>>>

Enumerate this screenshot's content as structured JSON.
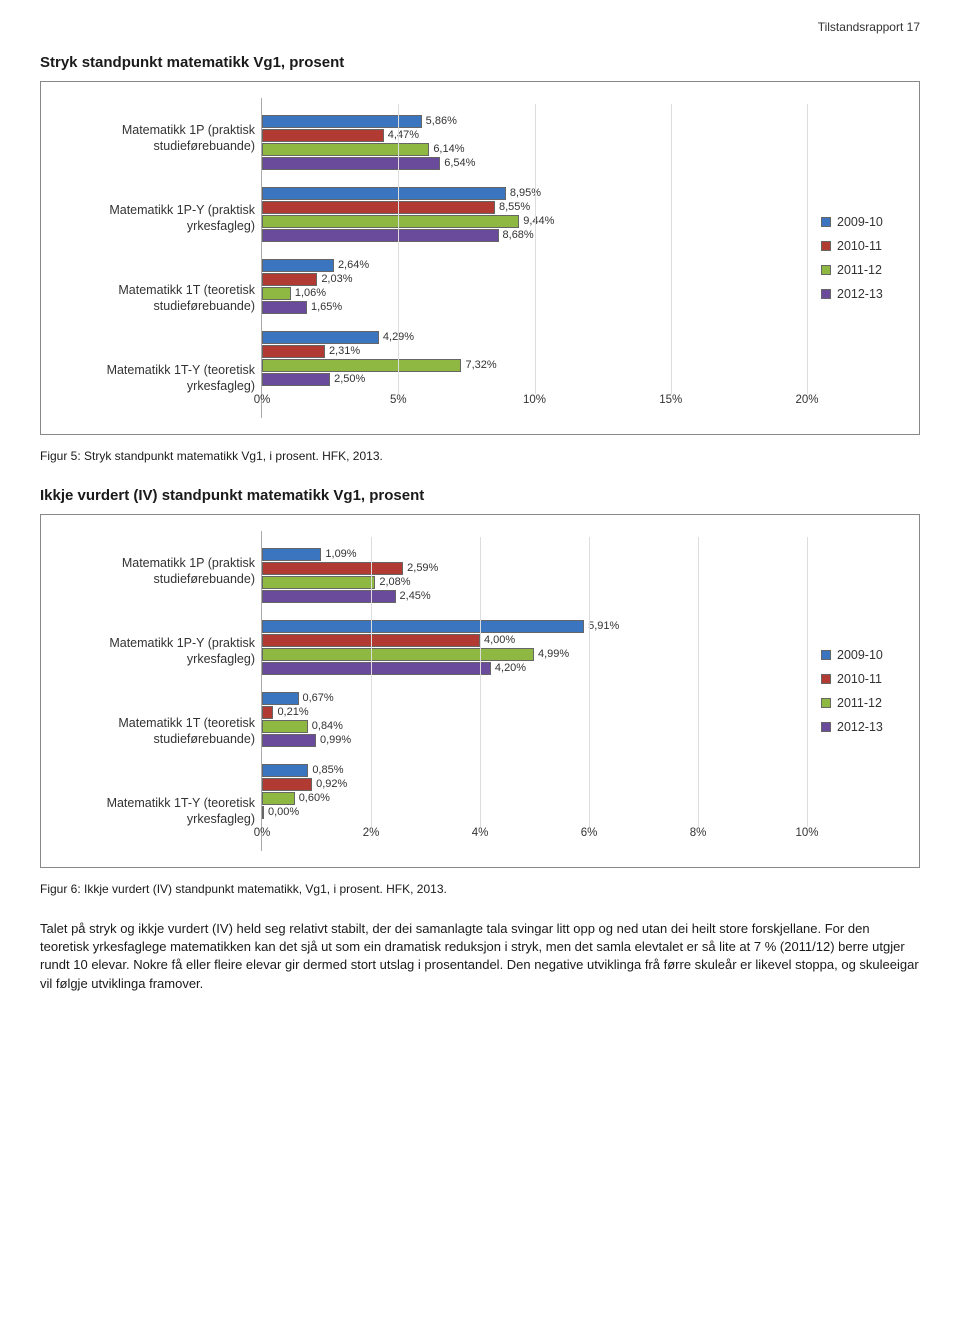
{
  "header_right": "Tilstandsrapport 17",
  "colors": {
    "2009-10": "#3b74bf",
    "2010-11": "#b13b33",
    "2011-12": "#8fb843",
    "2012-13": "#6a4b9b",
    "grid": "#dddddd",
    "border": "#888888",
    "text": "#1a1a1a"
  },
  "legend": [
    {
      "label": "2009-10",
      "color": "#3b74bf"
    },
    {
      "label": "2010-11",
      "color": "#b13b33"
    },
    {
      "label": "2011-12",
      "color": "#8fb843"
    },
    {
      "label": "2012-13",
      "color": "#6a4b9b"
    }
  ],
  "chart1": {
    "title": "Stryk standpunkt matematikk Vg1, prosent",
    "type": "bar-horizontal",
    "x_max": 20,
    "x_tick_step": 5,
    "x_tick_suffix": "%",
    "categories": [
      {
        "label": "Matematikk 1P (praktisk studieførebuande)",
        "values": [
          {
            "series": "2009-10",
            "value": 5.86,
            "label": "5,86%"
          },
          {
            "series": "2010-11",
            "value": 4.47,
            "label": "4,47%"
          },
          {
            "series": "2011-12",
            "value": 6.14,
            "label": "6,14%"
          },
          {
            "series": "2012-13",
            "value": 6.54,
            "label": "6,54%"
          }
        ]
      },
      {
        "label": "Matematikk 1P-Y (praktisk yrkesfagleg)",
        "values": [
          {
            "series": "2009-10",
            "value": 8.95,
            "label": "8,95%"
          },
          {
            "series": "2010-11",
            "value": 8.55,
            "label": "8,55%"
          },
          {
            "series": "2011-12",
            "value": 9.44,
            "label": "9,44%"
          },
          {
            "series": "2012-13",
            "value": 8.68,
            "label": "8,68%"
          }
        ]
      },
      {
        "label": "Matematikk 1T (teoretisk studieførebuande)",
        "values": [
          {
            "series": "2009-10",
            "value": 2.64,
            "label": "2,64%"
          },
          {
            "series": "2010-11",
            "value": 2.03,
            "label": "2,03%"
          },
          {
            "series": "2011-12",
            "value": 1.06,
            "label": "1,06%"
          },
          {
            "series": "2012-13",
            "value": 1.65,
            "label": "1,65%"
          }
        ]
      },
      {
        "label": "Matematikk 1T-Y (teoretisk yrkesfagleg)",
        "values": [
          {
            "series": "2009-10",
            "value": 4.29,
            "label": "4,29%"
          },
          {
            "series": "2010-11",
            "value": 2.31,
            "label": "2,31%"
          },
          {
            "series": "2011-12",
            "value": 7.32,
            "label": "7,32%"
          },
          {
            "series": "2012-13",
            "value": 2.5,
            "label": "2,50%"
          }
        ]
      }
    ],
    "caption": "Figur 5: Stryk standpunkt matematikk Vg1, i prosent. HFK, 2013."
  },
  "chart2": {
    "title": "Ikkje vurdert (IV) standpunkt matematikk Vg1, prosent",
    "type": "bar-horizontal",
    "x_max": 10,
    "x_tick_step": 2,
    "x_tick_suffix": "%",
    "categories": [
      {
        "label": "Matematikk 1P (praktisk studieførebuande)",
        "values": [
          {
            "series": "2009-10",
            "value": 1.09,
            "label": "1,09%"
          },
          {
            "series": "2010-11",
            "value": 2.59,
            "label": "2,59%"
          },
          {
            "series": "2011-12",
            "value": 2.08,
            "label": "2,08%"
          },
          {
            "series": "2012-13",
            "value": 2.45,
            "label": "2,45%"
          }
        ]
      },
      {
        "label": "Matematikk 1P-Y (praktisk yrkesfagleg)",
        "values": [
          {
            "series": "2009-10",
            "value": 5.91,
            "label": "5,91%"
          },
          {
            "series": "2010-11",
            "value": 4.0,
            "label": "4,00%"
          },
          {
            "series": "2011-12",
            "value": 4.99,
            "label": "4,99%"
          },
          {
            "series": "2012-13",
            "value": 4.2,
            "label": "4,20%"
          }
        ]
      },
      {
        "label": "Matematikk 1T (teoretisk studieførebuande)",
        "values": [
          {
            "series": "2009-10",
            "value": 0.67,
            "label": "0,67%"
          },
          {
            "series": "2010-11",
            "value": 0.21,
            "label": "0,21%"
          },
          {
            "series": "2011-12",
            "value": 0.84,
            "label": "0,84%"
          },
          {
            "series": "2012-13",
            "value": 0.99,
            "label": "0,99%"
          }
        ]
      },
      {
        "label": "Matematikk 1T-Y (teoretisk yrkesfagleg)",
        "values": [
          {
            "series": "2009-10",
            "value": 0.85,
            "label": "0,85%"
          },
          {
            "series": "2010-11",
            "value": 0.92,
            "label": "0,92%"
          },
          {
            "series": "2011-12",
            "value": 0.6,
            "label": "0,60%"
          },
          {
            "series": "2012-13",
            "value": 0.0,
            "label": "0,00%"
          }
        ]
      }
    ],
    "caption": "Figur 6: Ikkje vurdert (IV) standpunkt matematikk, Vg1, i prosent. HFK, 2013."
  },
  "body_text": "Talet på stryk og ikkje vurdert (IV) held seg relativt stabilt, der dei samanlagte tala svingar litt opp og ned utan dei heilt store forskjellane. For den teoretisk yrkesfaglege matematikken kan det sjå ut som ein dramatisk reduksjon i stryk, men det samla elevtalet er så lite at 7 % (2011/12) berre utgjer rundt 10 elevar. Nokre få eller fleire elevar gir dermed stort utslag i prosentandel. Den negative utviklinga frå førre skuleår er likevel stoppa, og skuleeigar vil følgje utviklinga framover."
}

<<<

» The request
For each line of the listing that holds the word "standpunkt", show that line.

» Written answer
    "title": "Stryk standpunkt matematikk Vg1, prosent",
    "caption": "Figur 5: Stryk standpunkt matematikk Vg1, i prosent. HFK, 2013."
    "title": "Ikkje vurdert (IV) standpunkt matematikk Vg1, prosent",
    "caption": "Figur 6: Ikkje vurdert (IV) standpunkt matematikk, Vg1, i prosent. HFK, 2013."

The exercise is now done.